● Directions
(A) In the article about Alison Lundergan Grimes's Senate run, how much money does McConnell already have on hand?
(B) Carry the article about Alison Lundergan Grimes's challenge to Mitch McConnell forward from its last sentence.

● Article
## START
A DEMOCRATIC senator from Kentucky? The idea may sound far-fetched, but Alison Lundergan Grimes, 34, is about to take her shot. This week, the Kentucky secretary of State filed papers to run against Senate Minority Leader Mitch McConnell—an uphill struggle in which she will try to topple a five-term senator who is twice her age and one of Washington's most formidable figures.

Grimes does have a lot going for her. She is the daughter of Jerry Lundergan—a two-term state-party chair, a good friend of Bill Clinton's, and a member of Hillary Clinton's finance committee in 2008. In other words, though she will have to play catch-up on the money front—McConnell has $7.4 million on hand already—her connections should help her raise considerable cash. "She is one hell of a retail politician, a dynamic speaker," says Kentucky Democratic Rep. John Yarmuth, who noted that Grimes wowed donors at a Democratic Senatorial Campaign Committee event on Martha's Vineyard. "A minimum of $70 million will be spent in the race," he predicts. "I don't think there are enough TV stations to run all the ads."
## END
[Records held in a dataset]
## START
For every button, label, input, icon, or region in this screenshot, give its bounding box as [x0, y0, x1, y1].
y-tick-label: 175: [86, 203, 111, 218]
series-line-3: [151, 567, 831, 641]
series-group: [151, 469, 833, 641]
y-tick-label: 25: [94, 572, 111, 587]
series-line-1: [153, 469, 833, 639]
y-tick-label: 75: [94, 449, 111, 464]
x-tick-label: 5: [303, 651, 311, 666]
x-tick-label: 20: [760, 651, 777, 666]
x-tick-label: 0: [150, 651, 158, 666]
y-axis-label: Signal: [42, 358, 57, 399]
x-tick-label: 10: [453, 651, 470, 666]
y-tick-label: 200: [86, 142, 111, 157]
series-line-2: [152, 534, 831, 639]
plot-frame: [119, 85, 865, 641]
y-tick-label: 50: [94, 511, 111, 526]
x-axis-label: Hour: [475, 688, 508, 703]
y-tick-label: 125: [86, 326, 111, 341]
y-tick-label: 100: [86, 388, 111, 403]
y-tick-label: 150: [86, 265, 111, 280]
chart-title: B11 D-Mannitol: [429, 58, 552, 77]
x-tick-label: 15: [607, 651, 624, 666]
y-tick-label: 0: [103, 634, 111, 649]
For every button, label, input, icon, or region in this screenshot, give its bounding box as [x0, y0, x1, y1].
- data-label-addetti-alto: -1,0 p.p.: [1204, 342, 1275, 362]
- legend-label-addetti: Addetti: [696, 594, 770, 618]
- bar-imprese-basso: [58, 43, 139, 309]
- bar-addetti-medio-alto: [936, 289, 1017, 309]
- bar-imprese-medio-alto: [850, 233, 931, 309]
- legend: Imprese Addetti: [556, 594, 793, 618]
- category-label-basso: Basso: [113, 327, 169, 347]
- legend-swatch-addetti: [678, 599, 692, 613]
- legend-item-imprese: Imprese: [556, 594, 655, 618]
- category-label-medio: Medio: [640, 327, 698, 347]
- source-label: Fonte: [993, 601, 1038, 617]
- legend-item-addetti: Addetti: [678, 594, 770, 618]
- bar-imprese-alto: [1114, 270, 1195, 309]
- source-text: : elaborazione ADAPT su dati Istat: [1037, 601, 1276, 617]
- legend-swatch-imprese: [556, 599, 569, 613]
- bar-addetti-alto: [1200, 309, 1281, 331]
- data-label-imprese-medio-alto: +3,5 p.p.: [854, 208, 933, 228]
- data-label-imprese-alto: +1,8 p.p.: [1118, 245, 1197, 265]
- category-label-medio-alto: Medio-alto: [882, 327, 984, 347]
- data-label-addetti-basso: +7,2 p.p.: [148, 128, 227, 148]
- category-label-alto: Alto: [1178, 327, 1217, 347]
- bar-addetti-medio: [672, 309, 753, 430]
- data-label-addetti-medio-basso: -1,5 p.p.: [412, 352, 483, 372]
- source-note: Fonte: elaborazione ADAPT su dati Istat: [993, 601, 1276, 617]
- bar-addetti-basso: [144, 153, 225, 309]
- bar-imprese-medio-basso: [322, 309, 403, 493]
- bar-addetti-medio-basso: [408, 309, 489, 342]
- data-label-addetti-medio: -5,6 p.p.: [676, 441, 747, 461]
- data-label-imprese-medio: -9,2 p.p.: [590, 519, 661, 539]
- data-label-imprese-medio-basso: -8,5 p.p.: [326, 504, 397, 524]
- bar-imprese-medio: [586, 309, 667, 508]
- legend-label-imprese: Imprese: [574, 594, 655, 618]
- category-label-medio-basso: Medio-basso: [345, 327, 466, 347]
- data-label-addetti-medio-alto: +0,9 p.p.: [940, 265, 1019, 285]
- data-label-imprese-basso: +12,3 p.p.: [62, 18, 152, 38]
## END
● Task results
(A) $7.4 million

(B)
In her 2011 secretary-of-State campaign, Grimes trounced her Republican opponent by double digits while demonstrating a knack for cutting through clutter. During that campaign, she broadcast a commercial titled "Elsie and Thelma," which showed her sitting with her two grandmothers, each elderly woman at a laptop, brainstorming about writing campaign ads. Warm and witty, it was a winner. In office, she pushed through an initiative to allow service members overseas to vote electronically and another to keep the addresses of domestic-abuse victims confidential.

Polls suggest that a Grimes-McConnell race would be close, with one recent survey showing McConnell up 7 points and another showing a 45-45 tie. That said, it's true that the basic realities of Kentucky politics favor Republicans. Moreover, McConnell is known for playing hardball on the campaign trail. Actress Ashley Judd toyed with entering the race, but bowed out after McConnell aides were caught on a leaked tape looking for ways to use her admission of past drug abuse against her. More recently McConnell launched an ad against Grimes that showed her head attached to the body of Ellen DeGeneres as the talk-show host danced with President Obama. Grimes, the commercial proclaimed, is "not ready for primetime."

In response to the ad, Grimes told a local television reporter, "This is one Kentucky woman who is not going to be bullied." That much seems clear. What we won't know until next year is whether she can win.